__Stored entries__
::::
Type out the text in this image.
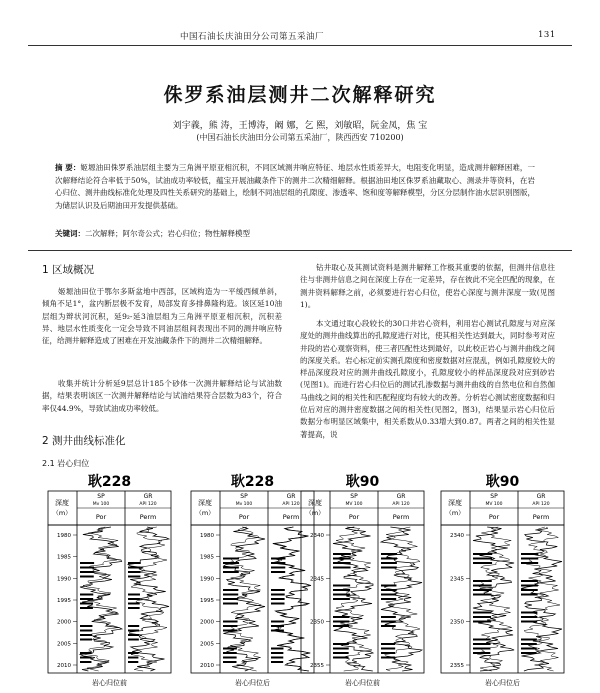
中国石油长庆油田分公司第五采油厂	131
侏罗系油层测井二次解释研究
刘宇義，熊 涛，王博涛，阚 娜，乞 熙，刘敏昭，阮金凤，焦 宝
(中国石油长庆油田分公司第五采油厂，陕西西安 710200)
摘 要：姬塬油田侏罗系油层组主要为三角洲平原亚相沉积，不同区域测井响应特征、地层水性质差异大，电阻变化明显，造成测井解释困难，一次解释结论符合率低于50%，试油成功率较低，蕴宝开展油藏条件下的测井二次精细解释。根据油田地区侏罗系油藏取心、测录井等资料，在岩心归位、测井曲线标准化处理及四性关系研究的基础上，绘制不同油层组的孔隙度、渗透率、饱和度等解释模型，分区分层制作油水层识别图版，为储层认识及后期油田开发提供基础。
关键词：二次解释；阿尔奇公式；岩心归位；物性解释模型
1 区域概况
姬塬油田位于鄂尔多斯盆地中西部，区域构造为一平缓西倾单斜，倾角不足1°，盆内断层极不发育，局部发育多排鼻隆构造。该区延10油层组为辫状河沉积，延9₂-延3油层组为三角洲平原亚相沉积，沉积差异、地层水性质变化一定会导致不同油层组间表现出不同的测井响应特征，给测井解释造成了困难在开发油藏条件下的测井二次精细解释。
收集并统计分析延9层总计185个砂体一次测井解释结论与试油数据，结果表明该区一次测井解释结论与试油结果符合层数为83个，符合率仅44.9%，导致试油成功率较低。
2 测井曲线标准化
2.1 岩心归位
钻井取心及其测试资料是测井解释工作极其重要的依据，但测井信息往往与非测井信息之间在深度上存在一定差异，存在彼此不完全匹配的现象，在测井资料解释之前，必须要进行岩心归位，使岩心深度与测井深度一致(见图1)。
本文通过取心段较长的30口井岩心资料，利用岩心测试孔隙度与对应深度处的测井曲线算出的孔隙度进行对比，使其相关性达到最大，同时参考对应井段的岩心观察资料，使三者匹配性达到最好，以此校正岩心与测井曲线之间的深度关系。岩心标定前实测孔隙度和密度数据对应混乱，例如孔隙度较大的样品深度段对应的测井曲线孔隙度小，孔隙度较小的样品深度段对应到砂岩(见图1)。而进行岩心归位后的测试孔渗数据与测井曲线的自然电位和自然伽马曲线之间的相关性和匹配程度均有较大的改善。分析岩心测试密度数据和归位后对应的测井密度数据之间的相关性(见图2，图3)，结果显示岩心归位后数据分布明显区域集中，相关系数从0.33增大到0.87。两者之间的相关性显著提高，说
耿228
深度
（m）
SP
Mv 100
GR
API 120
Por	Perm
1980
1985
1990
1995
2000
2005
2010
岩心归位前
耿228
深度
（m）
SP
Mv 100
GR
API 120
Por	Perm
1980
1985
1990
1995
2000
2005
2010
岩心归位后
耿90
深度
（m）
SP
MV 100
GR
API 120
Por	Perm
2340
2345
2350
2355
岩心归位前
耿90
深度
（m）
SP
MV 100
GR
API 120
Por	Perm
2340
2345
2350
2355
岩心归位后
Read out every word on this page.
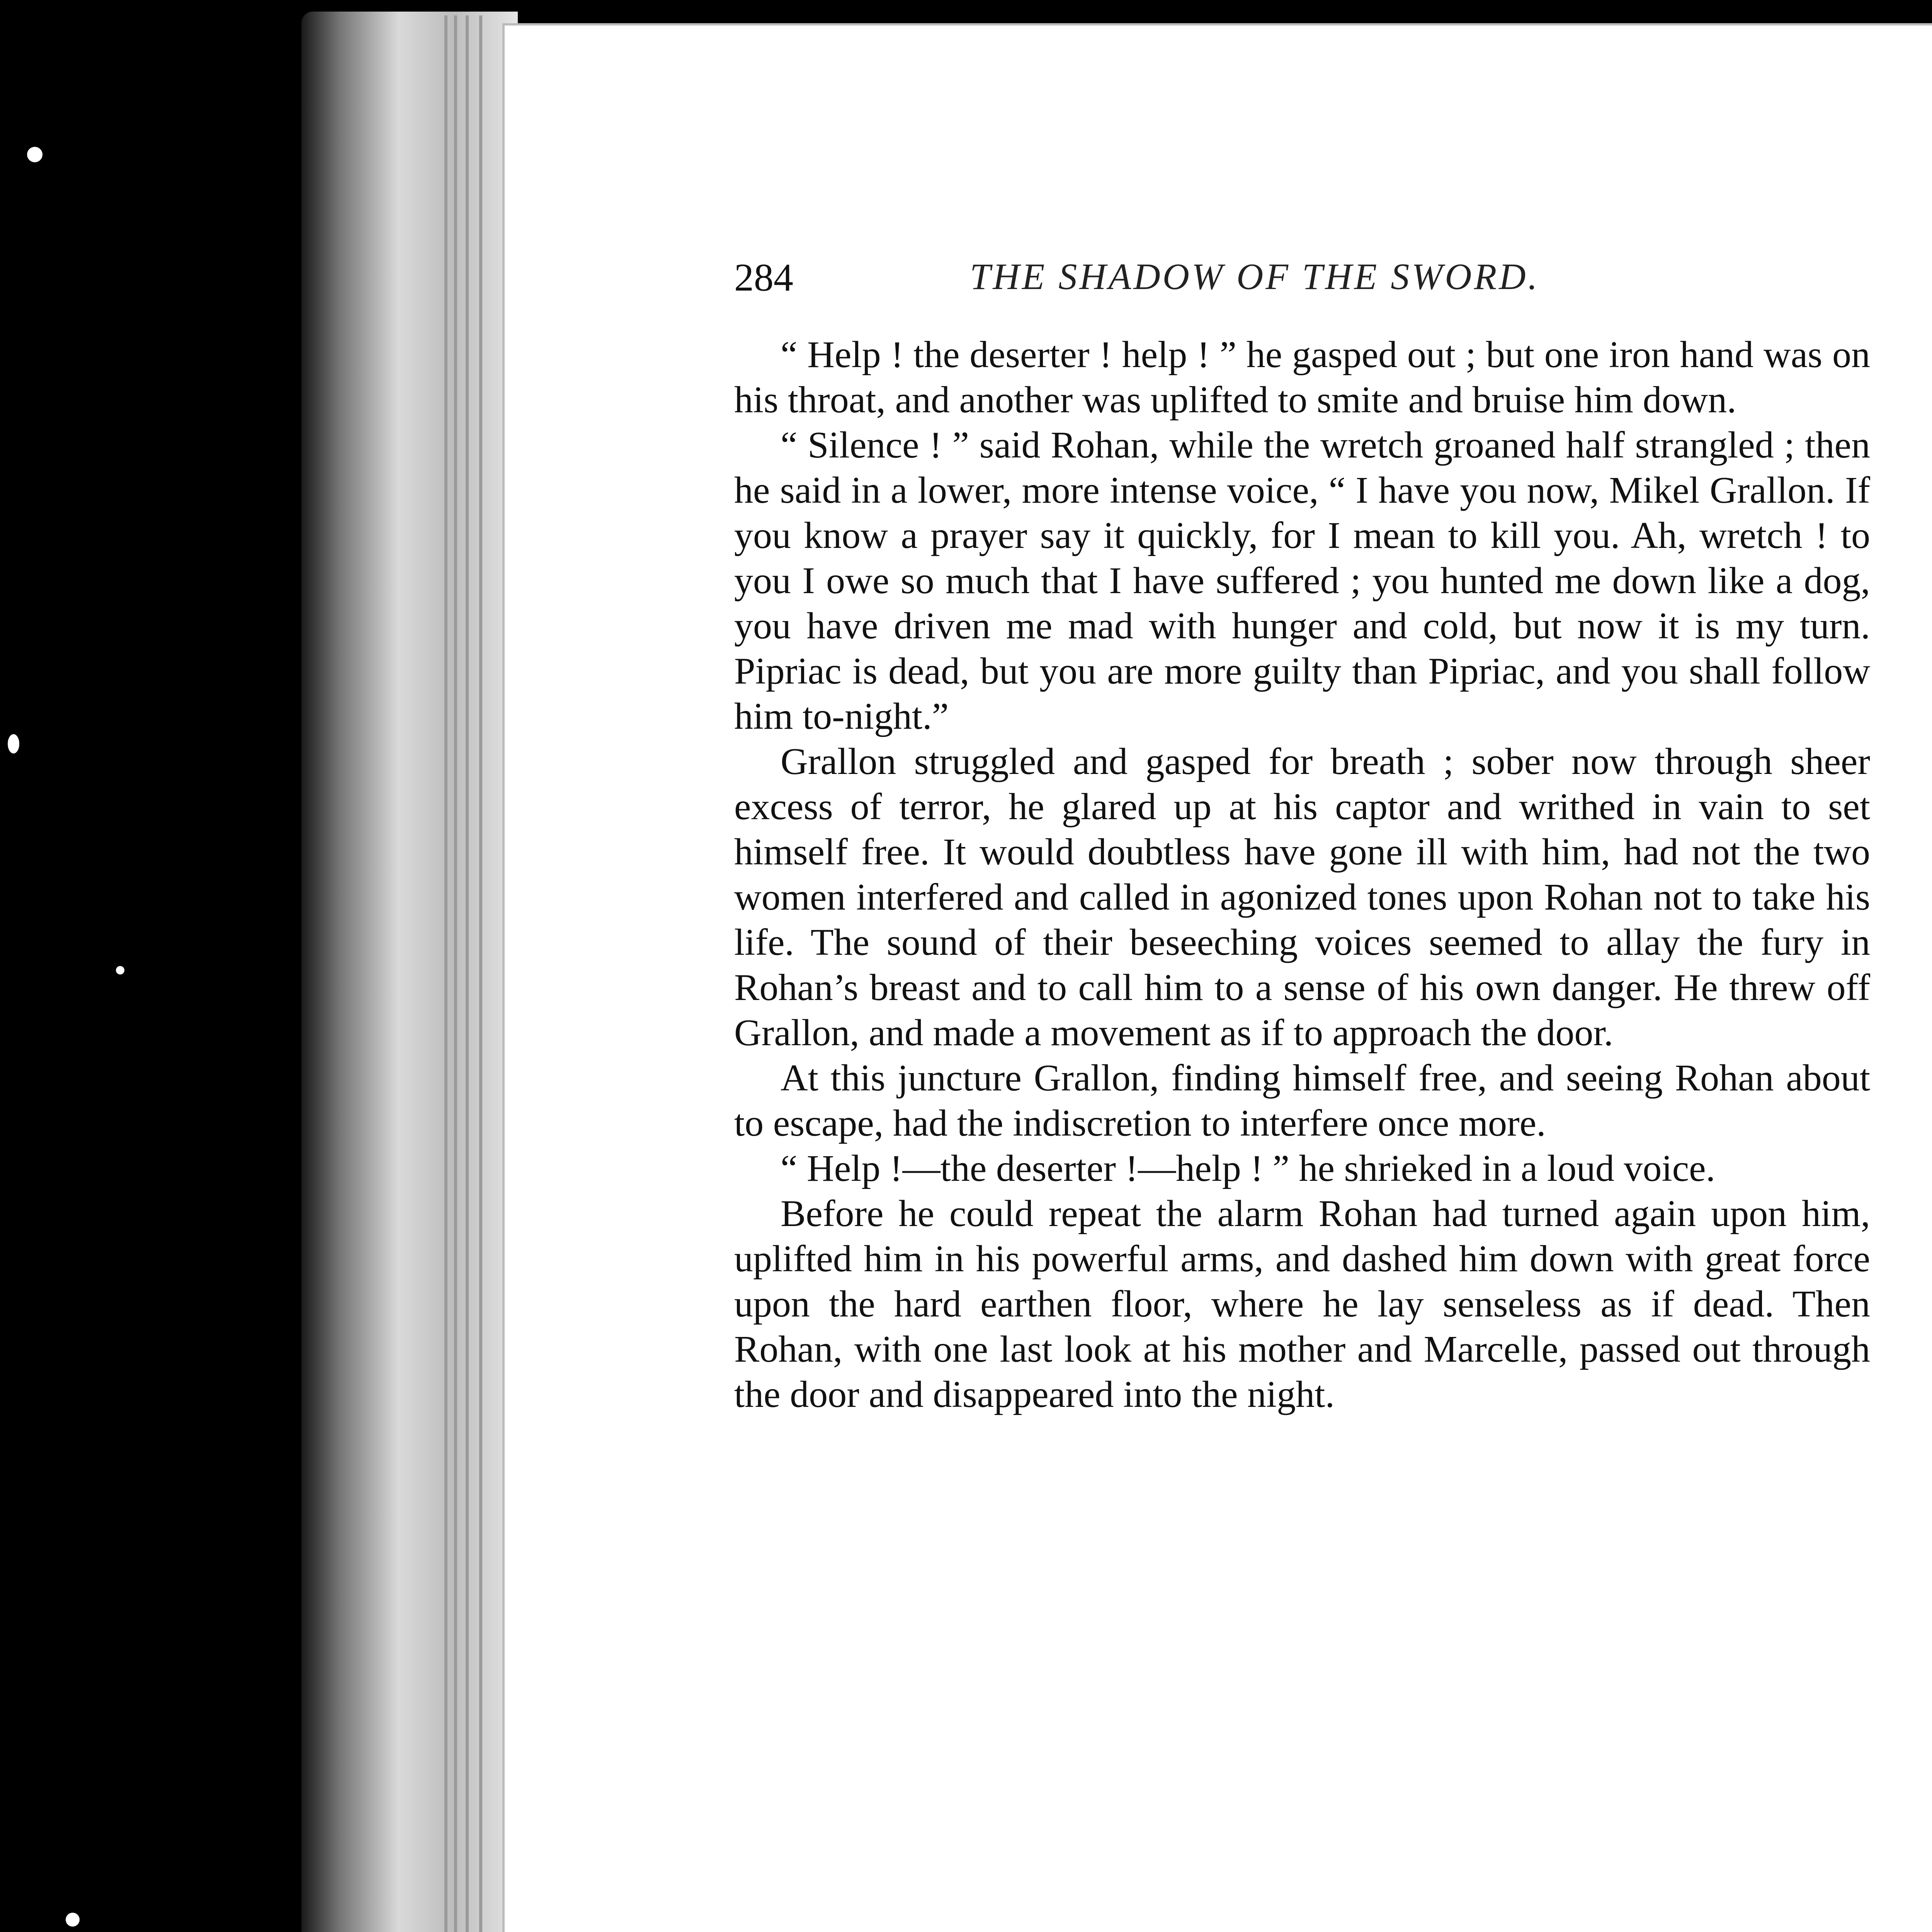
284	THE SHADOW OF THE SWORD.

“ Help ! the deserter ! help ! ” he gasped out ; but one iron hand was on his throat, and another was uplifted to smite and bruise him down.

“ Silence ! ” said Rohan, while the wretch groaned half strangled ; then he said in a lower, more intense voice, “ I have you now, Mikel Grallon. If you know a prayer say it quickly, for I mean to kill you. Ah, wretch ! to you I owe so much that I have suffered ; you hunted me down like a dog, you have driven me mad with hunger and cold, but now it is my turn. Pipriac is dead, but you are more guilty than Pipriac, and you shall follow him to-night.”

Grallon struggled and gasped for breath ; sober now through sheer excess of terror, he glared up at his captor and writhed in vain to set himself free. It would doubtless have gone ill with him, had not the two women interfered and called in agonized tones upon Rohan not to take his life. The sound of their beseeching voices seemed to allay the fury in Rohan’s breast and to call him to a sense of his own danger. He threw off Grallon, and made a movement as if to approach the door.

At this juncture Grallon, finding himself free, and seeing Rohan about to escape, had the indiscretion to interfere once more.

“ Help !—the deserter !—help ! ” he shrieked in a loud voice.

Before he could repeat the alarm Rohan had turned again upon him, uplifted him in his powerful arms, and dashed him down with great force upon the hard earthen floor, where he lay senseless as if dead. Then Rohan, with one last look at his mother and Marcelle, passed out through the door and disappeared into the night.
::::
__Instruction__
Pictures are to be left out; otherwise, copy exactly each line from the one containing "Read out every word on this page." through the last line of the listing.

__Task result__
Read out every word on this page.
284	THE SHADOW OF THE SWORD.

“ Help ! the deserter ! help ! ” he gasped out ; but one iron hand was on his throat, and another was uplifted to smite and bruise him down.

“ Silence ! ” said Rohan, while the wretch groaned half strangled ; then he said in a lower, more intense voice, “ I have you now, Mikel Grallon. If you know a prayer say it quickly, for I mean to kill you. Ah, wretch ! to you I owe so much that I have suffered ; you hunted me down like a dog, you have driven me mad with hunger and cold, but now it is my turn. Pipriac is dead, but you are more guilty than Pipriac, and you shall follow him to-night.”

Grallon struggled and gasped for breath ; sober now through sheer excess of terror, he glared up at his captor and writhed in vain to set himself free. It would doubtless have gone ill with him, had not the two women interfered and called in agonized tones upon Rohan not to take his life. The sound of their beseeching voices seemed to allay the fury in Rohan’s breast and to call him to a sense of his own danger. He threw off Grallon, and made a movement as if to approach the door.

At this juncture Grallon, finding himself free, and seeing Rohan about to escape, had the indiscretion to interfere once more.

“ Help !—the deserter !—help ! ” he shrieked in a loud voice.

Before he could repeat the alarm Rohan had turned again upon him, uplifted him in his powerful arms, and dashed him down with great force upon the hard earthen floor, where he lay senseless as if dead. Then Rohan, with one last look at his mother and Marcelle, passed out through the door and disappeared into the night.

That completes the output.